● **Provided material**
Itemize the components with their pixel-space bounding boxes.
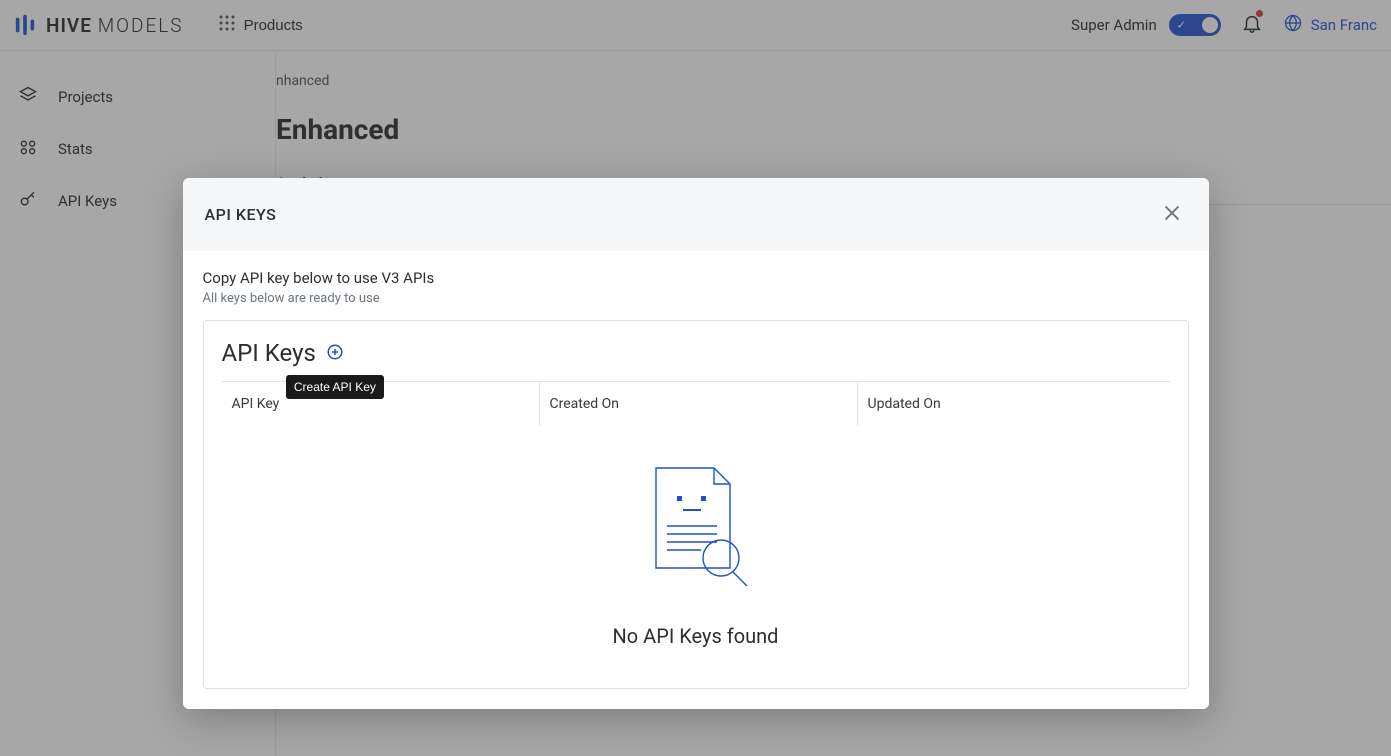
modal-sub-line: All keys below are ready to use	[203, 291, 1189, 306]
modal-copy-line: Copy API key below to use V3 APIs	[203, 269, 1189, 287]
column-created-on: Created On	[540, 382, 858, 426]
empty-state: No API Keys found	[204, 426, 1188, 658]
api-keys-card: API Keys Create API Key API Key	[203, 320, 1189, 689]
api-keys-modal: API KEYS Copy API key below to use V3 AP…	[183, 178, 1209, 709]
empty-state-text: No API Keys found	[613, 624, 779, 648]
plus-circle-icon	[326, 343, 344, 364]
column-updated-on: Updated On	[858, 382, 1170, 426]
create-api-key-tooltip: Create API Key	[286, 375, 384, 399]
api-keys-card-title: API Keys	[222, 339, 316, 367]
empty-document-search-icon	[641, 460, 751, 594]
modal-overlay[interactable]: API KEYS Copy API key below to use V3 AP…	[0, 0, 1391, 756]
close-icon	[1161, 212, 1183, 227]
create-api-key-button[interactable]: Create API Key	[326, 343, 344, 364]
modal-close-button[interactable]	[1157, 198, 1187, 231]
modal-title: API KEYS	[205, 205, 277, 224]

● **Exercise objective**
Return every line of the listing above unchanged, leaving out the picture.

● **Exercise output**
Itemize the components with their pixel-space bounding boxes.
modal-sub-line: All keys below are ready to use	[203, 291, 1189, 306]
modal-copy-line: Copy API key below to use V3 APIs	[203, 269, 1189, 287]
column-created-on: Created On	[540, 382, 858, 426]
empty-state: No API Keys found	[204, 426, 1188, 658]
api-keys-card: API Keys Create API Key API Key	[203, 320, 1189, 689]
api-keys-modal: API KEYS Copy API key below to use V3 AP…	[183, 178, 1209, 709]
empty-state-text: No API Keys found	[613, 624, 779, 648]
plus-circle-icon	[326, 343, 344, 364]
column-updated-on: Updated On	[858, 382, 1170, 426]
create-api-key-tooltip: Create API Key	[286, 375, 384, 399]
api-keys-card-title: API Keys	[222, 339, 316, 367]
empty-document-search-icon	[641, 460, 751, 594]
modal-overlay[interactable]: API KEYS Copy API key below to use V3 AP…	[0, 0, 1391, 756]
close-icon	[1161, 212, 1183, 227]
create-api-key-button[interactable]: Create API Key	[326, 343, 344, 364]
modal-close-button[interactable]	[1157, 198, 1187, 231]
modal-title: API KEYS	[205, 205, 277, 224]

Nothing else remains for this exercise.